* **Problem to work on**
Tally the lines that include "BOLT". Output the number only.
======== Data for this task ========
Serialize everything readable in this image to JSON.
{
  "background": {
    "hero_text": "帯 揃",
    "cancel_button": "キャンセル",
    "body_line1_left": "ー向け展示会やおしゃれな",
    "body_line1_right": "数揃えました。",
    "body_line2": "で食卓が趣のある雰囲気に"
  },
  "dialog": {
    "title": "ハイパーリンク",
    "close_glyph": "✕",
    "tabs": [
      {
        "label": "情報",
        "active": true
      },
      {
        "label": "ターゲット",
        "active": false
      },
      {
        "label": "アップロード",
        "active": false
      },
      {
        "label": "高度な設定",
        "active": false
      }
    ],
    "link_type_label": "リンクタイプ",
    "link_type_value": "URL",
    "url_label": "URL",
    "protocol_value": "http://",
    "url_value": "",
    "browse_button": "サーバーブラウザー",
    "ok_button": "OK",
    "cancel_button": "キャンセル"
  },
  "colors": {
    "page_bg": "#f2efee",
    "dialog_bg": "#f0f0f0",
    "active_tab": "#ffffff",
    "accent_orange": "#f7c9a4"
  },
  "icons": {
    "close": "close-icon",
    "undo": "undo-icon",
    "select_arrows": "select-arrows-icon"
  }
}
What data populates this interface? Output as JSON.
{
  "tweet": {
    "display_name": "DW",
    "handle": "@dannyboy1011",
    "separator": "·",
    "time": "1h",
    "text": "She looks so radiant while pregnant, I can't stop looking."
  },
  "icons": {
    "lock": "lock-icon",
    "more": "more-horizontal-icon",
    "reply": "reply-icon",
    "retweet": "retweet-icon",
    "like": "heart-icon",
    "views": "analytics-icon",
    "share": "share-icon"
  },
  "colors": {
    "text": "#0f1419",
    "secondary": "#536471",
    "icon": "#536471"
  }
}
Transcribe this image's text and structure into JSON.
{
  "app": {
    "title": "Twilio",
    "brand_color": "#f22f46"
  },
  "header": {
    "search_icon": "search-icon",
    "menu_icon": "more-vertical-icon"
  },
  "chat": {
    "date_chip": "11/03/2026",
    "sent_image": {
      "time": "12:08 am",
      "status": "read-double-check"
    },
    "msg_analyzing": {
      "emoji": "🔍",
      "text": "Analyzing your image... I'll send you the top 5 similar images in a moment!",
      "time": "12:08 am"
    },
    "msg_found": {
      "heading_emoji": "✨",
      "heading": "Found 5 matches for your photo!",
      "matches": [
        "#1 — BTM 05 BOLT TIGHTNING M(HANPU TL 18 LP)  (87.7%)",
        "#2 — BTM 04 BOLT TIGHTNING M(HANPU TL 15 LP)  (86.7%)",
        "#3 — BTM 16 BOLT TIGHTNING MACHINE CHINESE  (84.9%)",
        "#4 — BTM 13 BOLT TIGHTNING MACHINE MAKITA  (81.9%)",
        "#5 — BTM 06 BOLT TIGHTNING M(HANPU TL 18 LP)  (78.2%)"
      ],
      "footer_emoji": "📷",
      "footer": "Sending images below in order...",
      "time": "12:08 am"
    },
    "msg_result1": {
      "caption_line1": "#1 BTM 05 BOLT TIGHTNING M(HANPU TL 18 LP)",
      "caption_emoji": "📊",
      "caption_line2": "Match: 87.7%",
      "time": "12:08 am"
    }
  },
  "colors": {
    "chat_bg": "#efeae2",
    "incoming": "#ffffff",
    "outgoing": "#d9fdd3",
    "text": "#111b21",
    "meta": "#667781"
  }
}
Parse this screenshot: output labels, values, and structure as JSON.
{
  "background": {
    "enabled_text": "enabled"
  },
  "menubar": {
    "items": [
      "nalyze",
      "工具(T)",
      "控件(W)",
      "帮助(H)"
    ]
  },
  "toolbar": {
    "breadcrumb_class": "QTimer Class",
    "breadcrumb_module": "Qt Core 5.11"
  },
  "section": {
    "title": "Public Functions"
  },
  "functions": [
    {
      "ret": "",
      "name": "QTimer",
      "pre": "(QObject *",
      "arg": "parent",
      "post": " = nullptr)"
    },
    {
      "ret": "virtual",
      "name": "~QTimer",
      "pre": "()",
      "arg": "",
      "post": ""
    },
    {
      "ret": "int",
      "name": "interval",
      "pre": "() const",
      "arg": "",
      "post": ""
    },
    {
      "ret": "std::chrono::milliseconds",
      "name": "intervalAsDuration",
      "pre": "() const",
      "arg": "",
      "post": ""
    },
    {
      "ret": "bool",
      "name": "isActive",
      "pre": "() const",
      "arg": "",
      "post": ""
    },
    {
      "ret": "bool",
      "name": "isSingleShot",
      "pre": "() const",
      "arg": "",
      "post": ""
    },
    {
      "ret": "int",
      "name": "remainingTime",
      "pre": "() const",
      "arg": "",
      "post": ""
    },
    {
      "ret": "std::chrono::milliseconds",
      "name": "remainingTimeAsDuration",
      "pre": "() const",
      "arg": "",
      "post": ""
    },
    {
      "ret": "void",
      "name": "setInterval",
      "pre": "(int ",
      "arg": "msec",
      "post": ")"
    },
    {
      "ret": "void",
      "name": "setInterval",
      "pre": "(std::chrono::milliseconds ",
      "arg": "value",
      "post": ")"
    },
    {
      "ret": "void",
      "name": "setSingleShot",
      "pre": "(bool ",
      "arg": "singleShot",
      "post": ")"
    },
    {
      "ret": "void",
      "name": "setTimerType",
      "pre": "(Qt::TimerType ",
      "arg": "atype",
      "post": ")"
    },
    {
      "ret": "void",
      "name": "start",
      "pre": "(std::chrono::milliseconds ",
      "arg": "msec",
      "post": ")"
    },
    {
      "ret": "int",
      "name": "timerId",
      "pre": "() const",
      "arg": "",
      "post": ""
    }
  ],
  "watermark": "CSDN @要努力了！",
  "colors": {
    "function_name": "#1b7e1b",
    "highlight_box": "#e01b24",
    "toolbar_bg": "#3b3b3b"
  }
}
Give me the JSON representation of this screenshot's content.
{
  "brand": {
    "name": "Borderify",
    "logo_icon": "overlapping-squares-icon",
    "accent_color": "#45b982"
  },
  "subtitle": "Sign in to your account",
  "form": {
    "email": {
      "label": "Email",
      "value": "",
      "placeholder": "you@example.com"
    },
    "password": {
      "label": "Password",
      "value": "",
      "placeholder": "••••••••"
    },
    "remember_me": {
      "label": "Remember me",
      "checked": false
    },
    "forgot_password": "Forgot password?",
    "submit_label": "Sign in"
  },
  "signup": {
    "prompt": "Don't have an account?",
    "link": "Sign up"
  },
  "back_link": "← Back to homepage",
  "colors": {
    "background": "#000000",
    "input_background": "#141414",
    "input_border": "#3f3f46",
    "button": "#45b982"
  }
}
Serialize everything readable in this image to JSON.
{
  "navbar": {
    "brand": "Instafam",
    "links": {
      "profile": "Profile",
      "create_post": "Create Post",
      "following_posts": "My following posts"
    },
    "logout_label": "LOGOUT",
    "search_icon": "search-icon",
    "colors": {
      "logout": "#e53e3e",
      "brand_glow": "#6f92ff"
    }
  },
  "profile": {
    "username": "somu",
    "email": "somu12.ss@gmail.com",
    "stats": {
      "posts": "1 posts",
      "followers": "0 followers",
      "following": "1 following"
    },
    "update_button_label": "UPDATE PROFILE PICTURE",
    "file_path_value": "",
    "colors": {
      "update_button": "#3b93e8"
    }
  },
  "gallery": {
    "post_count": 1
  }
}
========
* **The reply**
6